### 文本节选
不仅如此,小说《第九个寡妇》中的寡妇“王葡萄”也是一个个性极为突出的人物形象。就如同她的名字“葡萄”一样,在她那娇嫩剔透的外表中藏着“葡萄皮”般的坚韧。她既是扭秧歌时举手投足间恰到好处的王葡萄,更是动用智慧和勇气去抵挡骚扰和挑衅的王葡萄,“她的背是紧的,腰肢是会扭秧歌的,该凸的地方凸,该凹的地方凹,全身没有一处败笔、一处附庸,举手投足充满恰到好处的风致”。正是因为她的一生都处在社会的最底层,而这里又是实在够得上凶险的,所有的困境和苦难方才磨练出了她的韧性。

再如《芳华》中的何小曼、《小姨多鹤》中的日本少女多鹤、《陆犯焉识》中的祖母冯婉喻、《一个女人的史诗》中的田苏菲等等角色,她们都是严歌苓笔下充满个性的女性,她们成为了这个时代和社会的主角。她打破了对女性单一、封闭的审美规范,建立了各种各样的令人钦佩的属于“严歌苓世界”的女性形象。

### 任务要求
请接着上文评析严歌苓笔下女性形象的段落往下续写，从其最后一句之后写起。

带框版面项目列表:

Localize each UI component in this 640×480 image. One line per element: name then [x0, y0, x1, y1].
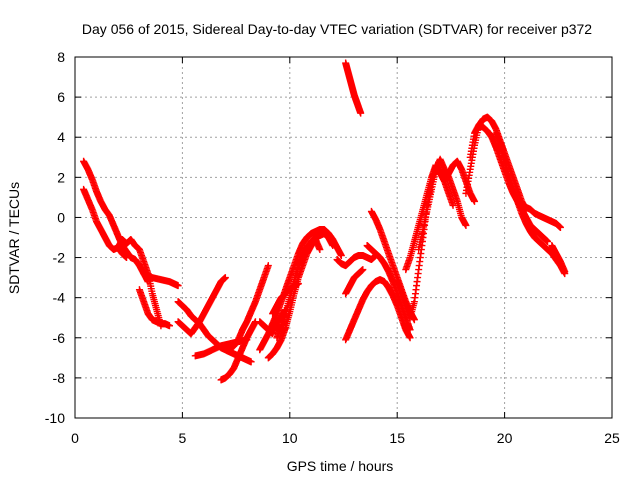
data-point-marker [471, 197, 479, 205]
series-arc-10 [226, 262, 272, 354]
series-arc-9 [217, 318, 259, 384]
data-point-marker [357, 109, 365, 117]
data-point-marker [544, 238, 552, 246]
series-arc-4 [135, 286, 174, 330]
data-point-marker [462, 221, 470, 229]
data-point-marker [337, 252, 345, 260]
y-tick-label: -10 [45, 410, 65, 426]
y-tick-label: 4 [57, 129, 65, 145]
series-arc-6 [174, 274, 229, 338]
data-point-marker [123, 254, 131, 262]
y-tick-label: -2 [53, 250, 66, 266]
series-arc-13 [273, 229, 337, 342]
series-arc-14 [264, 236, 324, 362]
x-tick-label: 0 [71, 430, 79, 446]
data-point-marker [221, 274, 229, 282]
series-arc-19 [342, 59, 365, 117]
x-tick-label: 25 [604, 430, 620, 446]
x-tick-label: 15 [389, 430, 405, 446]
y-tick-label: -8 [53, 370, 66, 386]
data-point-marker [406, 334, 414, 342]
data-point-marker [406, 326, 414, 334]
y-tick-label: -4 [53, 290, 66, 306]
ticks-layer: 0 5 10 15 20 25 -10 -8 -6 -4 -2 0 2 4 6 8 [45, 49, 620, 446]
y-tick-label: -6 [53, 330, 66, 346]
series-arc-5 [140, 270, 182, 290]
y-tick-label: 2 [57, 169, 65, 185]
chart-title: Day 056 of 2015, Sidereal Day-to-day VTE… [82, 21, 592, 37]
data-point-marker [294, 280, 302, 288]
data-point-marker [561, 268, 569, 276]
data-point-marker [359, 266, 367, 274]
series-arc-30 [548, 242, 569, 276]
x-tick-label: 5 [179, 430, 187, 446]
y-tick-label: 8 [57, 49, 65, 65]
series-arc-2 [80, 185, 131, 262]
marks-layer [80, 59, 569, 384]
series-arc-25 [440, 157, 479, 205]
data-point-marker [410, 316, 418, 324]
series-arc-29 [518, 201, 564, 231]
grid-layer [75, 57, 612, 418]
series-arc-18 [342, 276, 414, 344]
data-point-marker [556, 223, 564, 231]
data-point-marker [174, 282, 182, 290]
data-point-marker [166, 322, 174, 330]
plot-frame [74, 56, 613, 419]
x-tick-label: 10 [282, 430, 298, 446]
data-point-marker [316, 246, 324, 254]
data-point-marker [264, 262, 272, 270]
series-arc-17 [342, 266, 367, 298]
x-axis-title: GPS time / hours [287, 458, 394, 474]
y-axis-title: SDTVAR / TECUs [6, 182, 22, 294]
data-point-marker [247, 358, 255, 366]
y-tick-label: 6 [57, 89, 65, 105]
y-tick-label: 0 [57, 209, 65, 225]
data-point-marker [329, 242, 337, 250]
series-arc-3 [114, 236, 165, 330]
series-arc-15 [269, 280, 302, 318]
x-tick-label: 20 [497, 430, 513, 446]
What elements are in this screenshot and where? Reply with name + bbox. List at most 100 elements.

...

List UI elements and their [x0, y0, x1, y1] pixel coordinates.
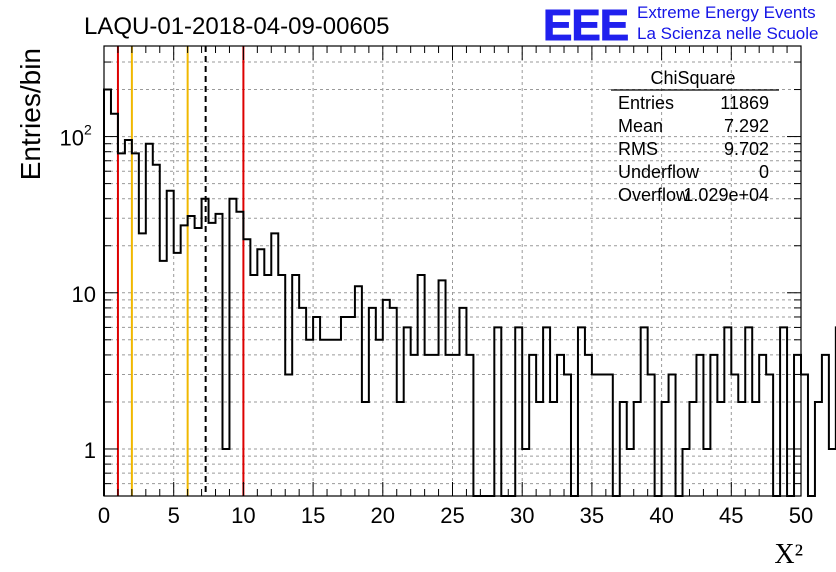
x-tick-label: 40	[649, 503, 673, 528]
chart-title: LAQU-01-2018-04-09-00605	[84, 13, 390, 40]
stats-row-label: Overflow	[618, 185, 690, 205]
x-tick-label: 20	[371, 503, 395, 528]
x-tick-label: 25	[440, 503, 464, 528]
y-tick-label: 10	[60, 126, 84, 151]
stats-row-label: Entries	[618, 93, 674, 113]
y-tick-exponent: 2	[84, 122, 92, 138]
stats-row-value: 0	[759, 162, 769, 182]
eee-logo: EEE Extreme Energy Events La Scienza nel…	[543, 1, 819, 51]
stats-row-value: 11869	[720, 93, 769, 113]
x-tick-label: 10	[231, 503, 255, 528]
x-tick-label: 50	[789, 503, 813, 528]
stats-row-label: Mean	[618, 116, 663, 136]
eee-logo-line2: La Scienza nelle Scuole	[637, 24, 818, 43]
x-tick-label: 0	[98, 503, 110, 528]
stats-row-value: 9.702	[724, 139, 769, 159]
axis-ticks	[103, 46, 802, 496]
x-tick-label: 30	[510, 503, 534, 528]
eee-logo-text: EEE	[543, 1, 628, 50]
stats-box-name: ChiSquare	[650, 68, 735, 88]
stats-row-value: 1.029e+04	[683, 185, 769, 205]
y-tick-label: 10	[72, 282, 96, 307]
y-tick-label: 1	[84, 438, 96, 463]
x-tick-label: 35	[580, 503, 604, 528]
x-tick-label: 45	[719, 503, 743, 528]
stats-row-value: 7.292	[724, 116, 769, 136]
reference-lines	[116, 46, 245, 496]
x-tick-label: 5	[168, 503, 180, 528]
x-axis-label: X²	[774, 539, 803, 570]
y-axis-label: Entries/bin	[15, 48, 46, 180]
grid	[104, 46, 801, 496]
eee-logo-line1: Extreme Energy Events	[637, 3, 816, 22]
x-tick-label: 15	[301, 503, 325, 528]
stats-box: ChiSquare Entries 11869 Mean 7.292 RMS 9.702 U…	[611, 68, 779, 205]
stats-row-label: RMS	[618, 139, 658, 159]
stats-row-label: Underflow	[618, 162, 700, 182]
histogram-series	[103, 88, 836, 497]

### 作答
“两性绝非是对立的存在,女性也会在一定的时代背景之下成为主角。”她的世界里,早已颠覆了女性在女性小说作品中千百年传统固有的“弱势”形象,甚至许多男性的人物形象都是依靠女性建立起来的,女性不再以单一面貌示人,而是从不同身份之中彰显女性魅力,如作品《芳华》与《陆犯焉识》,逐渐摆脱了需要依靠男性“救赎”才能得以解放和生存的旧状,取而代之的是把女性真正放在了时代的中心,由女性自我救赎、自我解放,自己掌握自己的命运,同花儿一样自由绽放。

在严歌苓看来,“生而为人,被摧毁,被吞噬,有时是多么轻而易举!但唯有坚若磐石,韧如蒲苇的人才能活下来。”

参考文献:

[1]李敬泽.二十一世纪的《雷雨》[J].十月,2003(1).

[2]百度百科词条:《花儿与少年》严歌苓.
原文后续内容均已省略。